## What is being asked
Reproduce each record exactly.
[Record extracts start]
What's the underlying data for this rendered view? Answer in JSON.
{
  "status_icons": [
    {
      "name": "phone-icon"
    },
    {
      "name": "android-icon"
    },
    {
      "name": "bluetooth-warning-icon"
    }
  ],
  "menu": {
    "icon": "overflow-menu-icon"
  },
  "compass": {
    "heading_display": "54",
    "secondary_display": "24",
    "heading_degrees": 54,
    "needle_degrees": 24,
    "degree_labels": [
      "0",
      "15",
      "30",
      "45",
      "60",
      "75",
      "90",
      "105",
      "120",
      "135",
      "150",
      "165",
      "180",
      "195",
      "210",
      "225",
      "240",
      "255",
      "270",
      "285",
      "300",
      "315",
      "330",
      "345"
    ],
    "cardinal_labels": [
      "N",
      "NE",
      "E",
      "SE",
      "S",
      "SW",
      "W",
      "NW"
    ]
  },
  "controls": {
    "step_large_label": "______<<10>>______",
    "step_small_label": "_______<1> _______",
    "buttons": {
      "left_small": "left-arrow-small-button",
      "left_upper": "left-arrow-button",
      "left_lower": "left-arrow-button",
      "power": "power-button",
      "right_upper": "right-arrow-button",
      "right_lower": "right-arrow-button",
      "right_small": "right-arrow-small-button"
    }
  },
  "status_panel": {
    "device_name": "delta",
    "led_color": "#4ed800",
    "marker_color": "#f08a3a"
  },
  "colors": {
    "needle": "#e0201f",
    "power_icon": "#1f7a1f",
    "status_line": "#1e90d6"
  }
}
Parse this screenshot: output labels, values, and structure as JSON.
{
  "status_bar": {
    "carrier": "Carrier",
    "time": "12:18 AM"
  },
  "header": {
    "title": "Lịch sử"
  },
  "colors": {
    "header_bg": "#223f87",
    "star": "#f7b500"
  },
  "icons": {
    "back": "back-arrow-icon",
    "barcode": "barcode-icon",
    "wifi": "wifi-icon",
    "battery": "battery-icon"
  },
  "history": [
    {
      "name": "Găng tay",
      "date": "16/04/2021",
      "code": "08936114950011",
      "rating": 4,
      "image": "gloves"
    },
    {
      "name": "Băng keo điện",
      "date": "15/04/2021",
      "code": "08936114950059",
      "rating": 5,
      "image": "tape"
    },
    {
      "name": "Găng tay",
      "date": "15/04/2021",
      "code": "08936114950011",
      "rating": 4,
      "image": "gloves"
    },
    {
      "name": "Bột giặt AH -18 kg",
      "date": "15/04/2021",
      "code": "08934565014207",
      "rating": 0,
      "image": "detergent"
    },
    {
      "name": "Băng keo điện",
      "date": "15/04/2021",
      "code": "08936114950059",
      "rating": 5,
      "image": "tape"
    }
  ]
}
[Record extracts end]
## Output below
What's the underlying data for this rendered view? Answer in JSON.
{
  "status_icons": [
    {
      "name": "phone-icon"
    },
    {
      "name": "android-icon"
    },
    {
      "name": "bluetooth-warning-icon"
    }
  ],
  "menu": {
    "icon": "overflow-menu-icon"
  },
  "compass": {
    "heading_display": "54",
    "secondary_display": "24",
    "heading_degrees": 54,
    "needle_degrees": 24,
    "degree_labels": [
      "0",
      "15",
      "30",
      "45",
      "60",
      "75",
      "90",
      "105",
      "120",
      "135",
      "150",
      "165",
      "180",
      "195",
      "210",
      "225",
      "240",
      "255",
      "270",
      "285",
      "300",
      "315",
      "330",
      "345"
    ],
    "cardinal_labels": [
      "N",
      "NE",
      "E",
      "SE",
      "S",
      "SW",
      "W",
      "NW"
    ]
  },
  "controls": {
    "step_large_label": "______<<10>>______",
    "step_small_label": "_______<1> _______",
    "buttons": {
      "left_small": "left-arrow-small-button",
      "left_upper": "left-arrow-button",
      "left_lower": "left-arrow-button",
      "power": "power-button",
      "right_upper": "right-arrow-button",
      "right_lower": "right-arrow-button",
      "right_small": "right-arrow-small-button"
    }
  },
  "status_panel": {
    "device_name": "delta",
    "led_color": "#4ed800",
    "marker_color": "#f08a3a"
  },
  "colors": {
    "needle": "#e0201f",
    "power_icon": "#1f7a1f",
    "status_line": "#1e90d6"
  }
}
Parse this screenshot: output labels, values, and structure as JSON.
{
  "status_bar": {
    "carrier": "Carrier",
    "time": "12:18 AM"
  },
  "header": {
    "title": "Lịch sử"
  },
  "colors": {
    "header_bg": "#223f87",
    "star": "#f7b500"
  },
  "icons": {
    "back": "back-arrow-icon",
    "barcode": "barcode-icon",
    "wifi": "wifi-icon",
    "battery": "battery-icon"
  },
  "history": [
    {
      "name": "Găng tay",
      "date": "16/04/2021",
      "code": "08936114950011",
      "rating": 4,
      "image": "gloves"
    },
    {
      "name": "Băng keo điện",
      "date": "15/04/2021",
      "code": "08936114950059",
      "rating": 5,
      "image": "tape"
    },
    {
      "name": "Găng tay",
      "date": "15/04/2021",
      "code": "08936114950011",
      "rating": 4,
      "image": "gloves"
    },
    {
      "name": "Bột giặt AH -18 kg",
      "date": "15/04/2021",
      "code": "08934565014207",
      "rating": 0,
      "image": "detergent"
    },
    {
      "name": "Băng keo điện",
      "date": "15/04/2021",
      "code": "08936114950059",
      "rating": 5,
      "image": "tape"
    }
  ]
}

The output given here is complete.